▶ What you are asked to do
Where a line of the data holds the word "sind", copy that line.

Segment Start: Provided data

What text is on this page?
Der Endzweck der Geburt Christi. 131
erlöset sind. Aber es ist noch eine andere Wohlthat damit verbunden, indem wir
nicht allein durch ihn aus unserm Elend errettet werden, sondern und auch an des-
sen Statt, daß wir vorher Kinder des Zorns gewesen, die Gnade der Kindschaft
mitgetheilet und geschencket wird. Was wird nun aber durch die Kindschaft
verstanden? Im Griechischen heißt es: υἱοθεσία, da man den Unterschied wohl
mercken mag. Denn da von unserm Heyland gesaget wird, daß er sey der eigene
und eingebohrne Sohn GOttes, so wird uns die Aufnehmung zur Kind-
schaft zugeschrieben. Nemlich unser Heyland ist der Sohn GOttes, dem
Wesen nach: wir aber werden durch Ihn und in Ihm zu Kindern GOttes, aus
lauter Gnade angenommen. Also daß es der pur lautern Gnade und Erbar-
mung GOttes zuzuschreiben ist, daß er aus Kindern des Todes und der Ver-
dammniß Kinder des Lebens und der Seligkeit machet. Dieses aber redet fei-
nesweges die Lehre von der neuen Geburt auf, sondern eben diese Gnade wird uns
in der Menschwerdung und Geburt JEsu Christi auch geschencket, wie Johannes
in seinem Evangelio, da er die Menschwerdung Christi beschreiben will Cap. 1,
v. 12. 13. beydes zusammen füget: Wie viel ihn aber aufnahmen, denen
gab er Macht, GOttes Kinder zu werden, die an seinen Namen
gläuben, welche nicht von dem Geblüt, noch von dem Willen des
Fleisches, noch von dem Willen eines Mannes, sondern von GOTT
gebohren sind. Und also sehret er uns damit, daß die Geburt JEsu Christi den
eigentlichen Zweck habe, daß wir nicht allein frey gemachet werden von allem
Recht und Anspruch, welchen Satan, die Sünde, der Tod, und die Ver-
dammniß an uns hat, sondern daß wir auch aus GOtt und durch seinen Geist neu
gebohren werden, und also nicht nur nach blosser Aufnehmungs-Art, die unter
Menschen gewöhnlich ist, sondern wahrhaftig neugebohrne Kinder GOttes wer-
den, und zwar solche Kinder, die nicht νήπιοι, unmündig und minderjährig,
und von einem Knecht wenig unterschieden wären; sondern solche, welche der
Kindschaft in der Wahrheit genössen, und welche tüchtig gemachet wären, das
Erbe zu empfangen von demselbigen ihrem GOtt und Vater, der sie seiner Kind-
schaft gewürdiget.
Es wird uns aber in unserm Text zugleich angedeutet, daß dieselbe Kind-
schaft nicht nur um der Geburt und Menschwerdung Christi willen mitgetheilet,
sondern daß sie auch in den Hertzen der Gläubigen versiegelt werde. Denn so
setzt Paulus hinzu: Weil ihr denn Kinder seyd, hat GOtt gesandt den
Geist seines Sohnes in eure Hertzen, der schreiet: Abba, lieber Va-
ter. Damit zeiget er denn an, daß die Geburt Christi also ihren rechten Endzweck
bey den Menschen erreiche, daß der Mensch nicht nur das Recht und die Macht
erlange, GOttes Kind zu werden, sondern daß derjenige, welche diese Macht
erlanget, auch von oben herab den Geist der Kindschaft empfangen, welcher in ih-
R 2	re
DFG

Segment End: Provided data

▶ Problem solution
erlöset sind. Aber es ist noch eine andere Wohlthat damit verbunden, indem wir
gebohren sind. Und also sehret er uns damit, daß die Geburt JEsu Christi den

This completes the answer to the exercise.